Begin Material provided

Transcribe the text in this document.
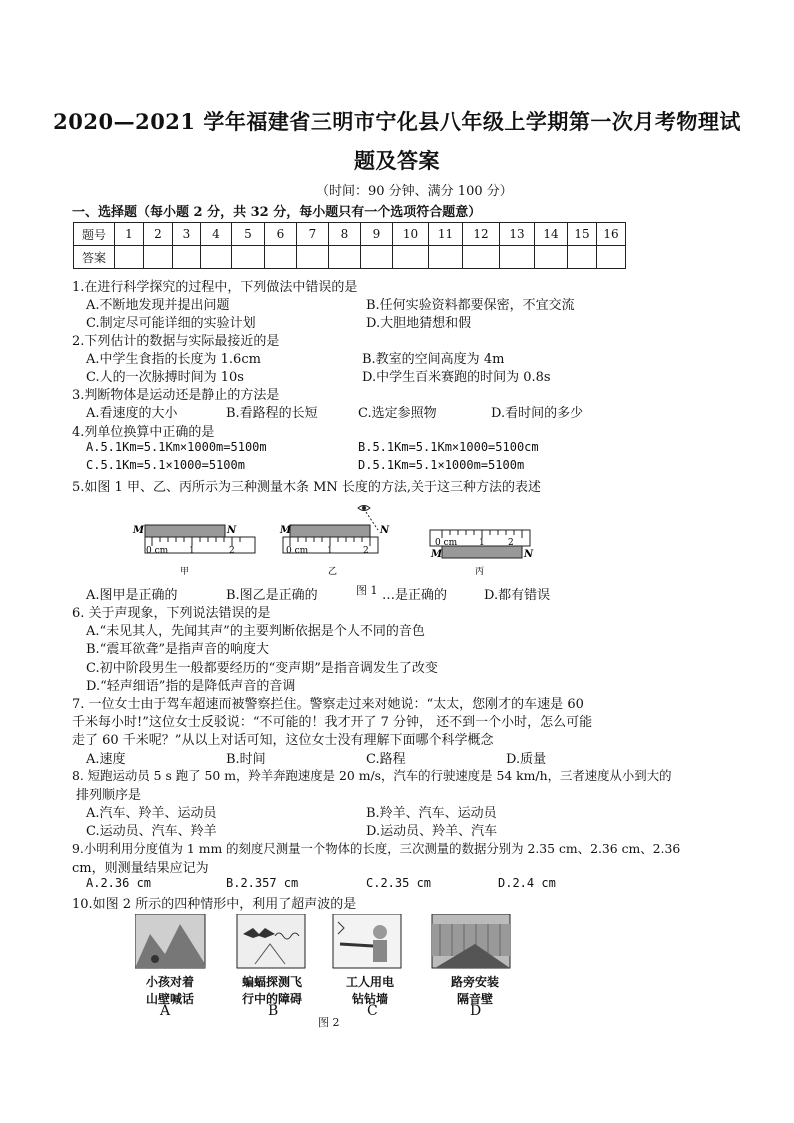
2020—2021 学年福建省三明市宁化县八年级上学期第一次月考物理试
题及答案
（时间：90 分钟、满分 100 分）
一、选择题（每小题 2 分，共 32 分，每小题只有一个选项符合题意）
题号	1	2	3	4	5	6	7	8	9	10	11	12	13	14	15	16
答案																
1.在进行科学探究的过程中，下列做法中错误的是
A.不断地发现并提出问题	B.任何实验资料都要保密，不宜交流
C.制定尽可能详细的实验计划	D.大胆地猜想和假
2.下列估计的数据与实际最接近的是
A.中学生食指的长度为 1.6cm	B.教室的空间高度为 4m
C.人的一次脉搏时间为 10s	D.中学生百米赛跑的时间为 0.8s
3.判断物体是运动还是静止的方法是
A.看速度的大小	B.看路程的长短	C.选定参照物	D.看时间的多少
4.列单位换算中正确的是
A.5.1Km=5.1Km×1000m=5100m	B.5.1Km=5.1Km×1000=5100cm
C.5.1Km=5.1×1000=5100m	D.5.1Km=5.1×1000m=5100m
5.如图 1 甲、乙、丙所示为三种测量木条 MN 长度的方法,关于这三种方法的表述
M	N
0 cm 1	2
甲
M	N
0 cm 1	2
乙
0 cm 1	2
M	N
丙
A.图甲是正确的	B.图乙是正确的	图 1 …是正确的	D.都有错误
6. 关于声现象，下列说法错误的是
A.“未见其人，先闻其声”的主要判断依据是个人不同的音色
B.“震耳欲聋”是指声音的响度大
C.初中阶段男生一般都要经历的“变声期”是指音调发生了改变
D.“轻声细语”指的是降低声音的音调
7. 一位女士由于驾车超速而被警察拦住。警察走过来对她说：“太太，您刚才的车速是 60
千米每小时!”这位女士反驳说：“不可能的！我才开了 7 分钟， 还不到一个小时，怎么可能
走了 60 千米呢？”从以上对话可知，这位女士没有理解下面哪个科学概念
A.速度	B.时间	C.路程	D.质量
8. 短跑运动员 5 s 跑了 50 m，羚羊奔跑速度是 20 m/s，汽车的行驶速度是 54 km/h，三者速度从小到大的
排列顺序是
A.汽车、羚羊、运动员	B.羚羊、汽车、运动员
C.运动员、汽车、羚羊	D.运动员、羚羊、汽车
9.小明利用分度值为 1 mm 的刻度尺测量一个物体的长度，三次测量的数据分别为 2.35 cm、2.36 cm、2.36
cm，则测量结果应记为
A.2.36 cm	B.2.357 cm	C.2.35 cm	D.2.4 cm
10.如图 2 所示的四种情形中，利用了超声波的是
小孩对着
山壁喊话
A
蝙蝠探测飞
行中的障碍
B
工人用电
钻钻墙
C
路旁安装
隔音壁
D
图 2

End Material provided

:: Given request ::
Copy all of the entries verbatim, leaving out any pictures they contain.

:: Worked answer ::
Transcribe the text in this document.
2020—2021 学年福建省三明市宁化县八年级上学期第一次月考物理试
题及答案
（时间：90 分钟、满分 100 分）
一、选择题（每小题 2 分，共 32 分，每小题只有一个选项符合题意）
题号	1	2	3	4	5	6	7	8	9	10	11	12	13	14	15	16
答案																
1.在进行科学探究的过程中，下列做法中错误的是
A.不断地发现并提出问题	B.任何实验资料都要保密，不宜交流
C.制定尽可能详细的实验计划	D.大胆地猜想和假
2.下列估计的数据与实际最接近的是
A.中学生食指的长度为 1.6cm	B.教室的空间高度为 4m
C.人的一次脉搏时间为 10s	D.中学生百米赛跑的时间为 0.8s
3.判断物体是运动还是静止的方法是
A.看速度的大小	B.看路程的长短	C.选定参照物	D.看时间的多少
4.列单位换算中正确的是
A.5.1Km=5.1Km×1000m=5100m	B.5.1Km=5.1Km×1000=5100cm
C.5.1Km=5.1×1000=5100m	D.5.1Km=5.1×1000m=5100m
5.如图 1 甲、乙、丙所示为三种测量木条 MN 长度的方法,关于这三种方法的表述
M	N
0 cm 1	2
甲
M	N
0 cm 1	2
乙
0 cm 1	2
M	N
丙
A.图甲是正确的	B.图乙是正确的	图 1 …是正确的	D.都有错误
6. 关于声现象，下列说法错误的是
A.“未见其人，先闻其声”的主要判断依据是个人不同的音色
B.“震耳欲聋”是指声音的响度大
C.初中阶段男生一般都要经历的“变声期”是指音调发生了改变
D.“轻声细语”指的是降低声音的音调
7. 一位女士由于驾车超速而被警察拦住。警察走过来对她说：“太太，您刚才的车速是 60
千米每小时!”这位女士反驳说：“不可能的！我才开了 7 分钟， 还不到一个小时，怎么可能
走了 60 千米呢？”从以上对话可知，这位女士没有理解下面哪个科学概念
A.速度	B.时间	C.路程	D.质量
8. 短跑运动员 5 s 跑了 50 m，羚羊奔跑速度是 20 m/s，汽车的行驶速度是 54 km/h，三者速度从小到大的
排列顺序是
A.汽车、羚羊、运动员	B.羚羊、汽车、运动员
C.运动员、汽车、羚羊	D.运动员、羚羊、汽车
9.小明利用分度值为 1 mm 的刻度尺测量一个物体的长度，三次测量的数据分别为 2.35 cm、2.36 cm、2.36
cm，则测量结果应记为
A.2.36 cm	B.2.357 cm	C.2.35 cm	D.2.4 cm
10.如图 2 所示的四种情形中，利用了超声波的是
小孩对着
山壁喊话
A
蝙蝠探测飞
行中的障碍
B
工人用电
钻钻墙
C
路旁安装
隔音壁
D
图 2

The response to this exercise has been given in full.